[Excerpts from a layout annotation set]
------------------------------------
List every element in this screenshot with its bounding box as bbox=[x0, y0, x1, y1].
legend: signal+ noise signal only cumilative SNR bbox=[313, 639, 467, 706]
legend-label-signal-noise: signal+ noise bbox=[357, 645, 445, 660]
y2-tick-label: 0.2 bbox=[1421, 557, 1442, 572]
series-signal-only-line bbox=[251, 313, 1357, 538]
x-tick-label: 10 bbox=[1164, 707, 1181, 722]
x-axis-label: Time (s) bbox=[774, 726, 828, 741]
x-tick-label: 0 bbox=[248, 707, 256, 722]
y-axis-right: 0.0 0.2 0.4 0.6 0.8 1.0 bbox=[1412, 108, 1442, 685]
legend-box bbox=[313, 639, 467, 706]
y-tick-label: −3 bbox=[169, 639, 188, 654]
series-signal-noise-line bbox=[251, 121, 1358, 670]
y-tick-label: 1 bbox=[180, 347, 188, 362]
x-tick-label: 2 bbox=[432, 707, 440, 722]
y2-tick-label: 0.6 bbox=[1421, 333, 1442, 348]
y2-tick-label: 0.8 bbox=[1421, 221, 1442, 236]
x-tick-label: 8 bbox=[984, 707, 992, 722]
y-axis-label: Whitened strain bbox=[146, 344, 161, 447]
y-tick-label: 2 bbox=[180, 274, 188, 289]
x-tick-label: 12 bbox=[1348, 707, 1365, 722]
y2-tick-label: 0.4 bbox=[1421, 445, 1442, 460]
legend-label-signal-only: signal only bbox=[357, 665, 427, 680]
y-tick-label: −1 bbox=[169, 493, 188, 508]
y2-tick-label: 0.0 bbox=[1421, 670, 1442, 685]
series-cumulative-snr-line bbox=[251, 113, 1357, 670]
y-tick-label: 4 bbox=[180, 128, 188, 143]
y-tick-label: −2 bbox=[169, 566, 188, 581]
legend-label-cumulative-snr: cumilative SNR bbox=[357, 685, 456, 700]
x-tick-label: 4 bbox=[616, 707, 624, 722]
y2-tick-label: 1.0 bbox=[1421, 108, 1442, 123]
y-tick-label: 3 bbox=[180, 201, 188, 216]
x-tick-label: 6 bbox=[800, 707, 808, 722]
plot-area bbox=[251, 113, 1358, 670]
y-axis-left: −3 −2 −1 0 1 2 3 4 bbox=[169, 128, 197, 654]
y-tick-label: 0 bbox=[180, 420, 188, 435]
------------------------------------
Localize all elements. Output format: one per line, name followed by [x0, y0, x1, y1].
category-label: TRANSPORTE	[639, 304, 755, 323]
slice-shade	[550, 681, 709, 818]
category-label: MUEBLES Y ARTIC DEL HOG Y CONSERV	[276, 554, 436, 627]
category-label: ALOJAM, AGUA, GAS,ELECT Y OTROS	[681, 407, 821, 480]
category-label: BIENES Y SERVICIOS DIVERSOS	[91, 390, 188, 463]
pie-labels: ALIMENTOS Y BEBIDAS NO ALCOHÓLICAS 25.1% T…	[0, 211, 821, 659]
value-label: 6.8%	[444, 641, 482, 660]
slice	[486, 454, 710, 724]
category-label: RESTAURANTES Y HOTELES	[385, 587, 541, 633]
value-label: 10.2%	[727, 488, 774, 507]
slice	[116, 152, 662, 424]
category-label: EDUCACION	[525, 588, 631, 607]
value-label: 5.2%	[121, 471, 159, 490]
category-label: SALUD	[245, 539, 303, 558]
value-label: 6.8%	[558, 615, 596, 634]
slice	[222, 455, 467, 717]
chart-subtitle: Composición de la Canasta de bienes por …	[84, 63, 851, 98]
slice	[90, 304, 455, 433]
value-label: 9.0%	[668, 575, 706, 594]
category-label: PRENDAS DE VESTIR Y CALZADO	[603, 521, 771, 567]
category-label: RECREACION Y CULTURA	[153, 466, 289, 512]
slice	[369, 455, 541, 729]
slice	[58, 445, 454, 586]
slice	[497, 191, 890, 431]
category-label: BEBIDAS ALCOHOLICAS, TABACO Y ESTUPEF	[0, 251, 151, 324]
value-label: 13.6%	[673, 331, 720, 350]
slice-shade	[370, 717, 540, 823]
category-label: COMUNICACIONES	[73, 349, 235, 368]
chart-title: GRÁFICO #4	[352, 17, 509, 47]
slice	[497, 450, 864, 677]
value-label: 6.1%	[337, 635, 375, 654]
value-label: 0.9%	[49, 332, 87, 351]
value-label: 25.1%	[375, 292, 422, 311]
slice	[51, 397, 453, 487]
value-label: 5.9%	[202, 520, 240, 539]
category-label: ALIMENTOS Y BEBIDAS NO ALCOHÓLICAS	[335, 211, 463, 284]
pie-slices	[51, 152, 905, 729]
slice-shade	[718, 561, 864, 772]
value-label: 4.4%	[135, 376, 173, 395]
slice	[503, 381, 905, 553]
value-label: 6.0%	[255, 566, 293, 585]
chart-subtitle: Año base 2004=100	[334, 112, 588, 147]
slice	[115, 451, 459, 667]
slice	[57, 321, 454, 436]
------------------------------------
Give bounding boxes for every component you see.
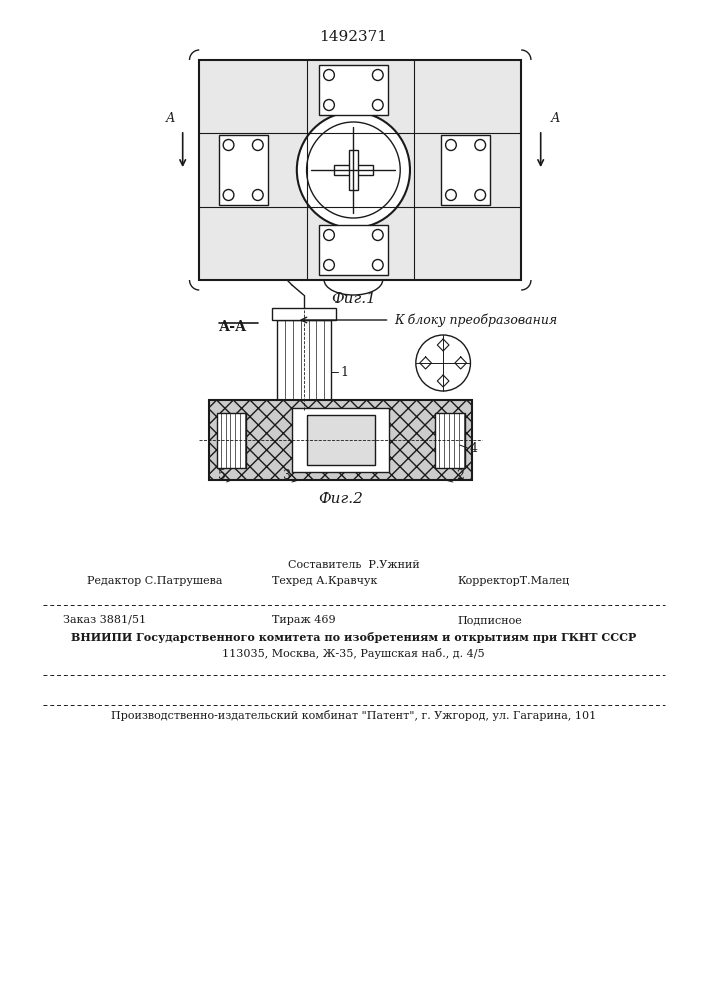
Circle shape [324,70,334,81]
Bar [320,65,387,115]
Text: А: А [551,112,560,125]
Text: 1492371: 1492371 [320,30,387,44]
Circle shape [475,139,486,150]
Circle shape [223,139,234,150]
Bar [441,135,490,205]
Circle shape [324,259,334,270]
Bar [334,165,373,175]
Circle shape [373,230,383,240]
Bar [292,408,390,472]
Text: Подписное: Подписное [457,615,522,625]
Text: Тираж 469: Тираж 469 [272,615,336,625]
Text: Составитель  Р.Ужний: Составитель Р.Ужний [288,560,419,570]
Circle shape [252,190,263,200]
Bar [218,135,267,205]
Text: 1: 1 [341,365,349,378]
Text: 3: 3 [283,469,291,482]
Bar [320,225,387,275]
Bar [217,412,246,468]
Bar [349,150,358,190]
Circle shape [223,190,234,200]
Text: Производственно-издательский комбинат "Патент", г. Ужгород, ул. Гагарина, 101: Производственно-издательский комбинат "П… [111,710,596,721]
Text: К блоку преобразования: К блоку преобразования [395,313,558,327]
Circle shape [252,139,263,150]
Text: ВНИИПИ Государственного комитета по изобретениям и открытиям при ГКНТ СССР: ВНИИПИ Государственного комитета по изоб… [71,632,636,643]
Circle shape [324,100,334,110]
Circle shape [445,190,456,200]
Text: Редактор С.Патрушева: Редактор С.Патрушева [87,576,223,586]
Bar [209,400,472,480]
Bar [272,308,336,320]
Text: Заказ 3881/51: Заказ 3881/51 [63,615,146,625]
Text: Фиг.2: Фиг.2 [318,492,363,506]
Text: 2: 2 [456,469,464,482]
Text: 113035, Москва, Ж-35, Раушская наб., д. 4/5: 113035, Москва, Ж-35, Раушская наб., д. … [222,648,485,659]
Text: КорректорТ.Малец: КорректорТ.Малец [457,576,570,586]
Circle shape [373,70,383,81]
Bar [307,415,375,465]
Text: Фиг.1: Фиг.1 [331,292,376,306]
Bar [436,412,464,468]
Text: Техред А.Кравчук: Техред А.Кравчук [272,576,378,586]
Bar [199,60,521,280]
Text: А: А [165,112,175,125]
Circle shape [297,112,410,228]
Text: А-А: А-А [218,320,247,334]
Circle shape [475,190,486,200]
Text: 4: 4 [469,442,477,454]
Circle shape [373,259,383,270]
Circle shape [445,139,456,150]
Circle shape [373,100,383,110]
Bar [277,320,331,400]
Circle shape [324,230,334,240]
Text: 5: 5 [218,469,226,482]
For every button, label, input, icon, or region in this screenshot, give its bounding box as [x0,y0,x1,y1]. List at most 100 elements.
------------------------------------
GIVEN TASK: Report how many lines of the records contain the word "noise". Give only the number.

RESPONSE BELOW: 3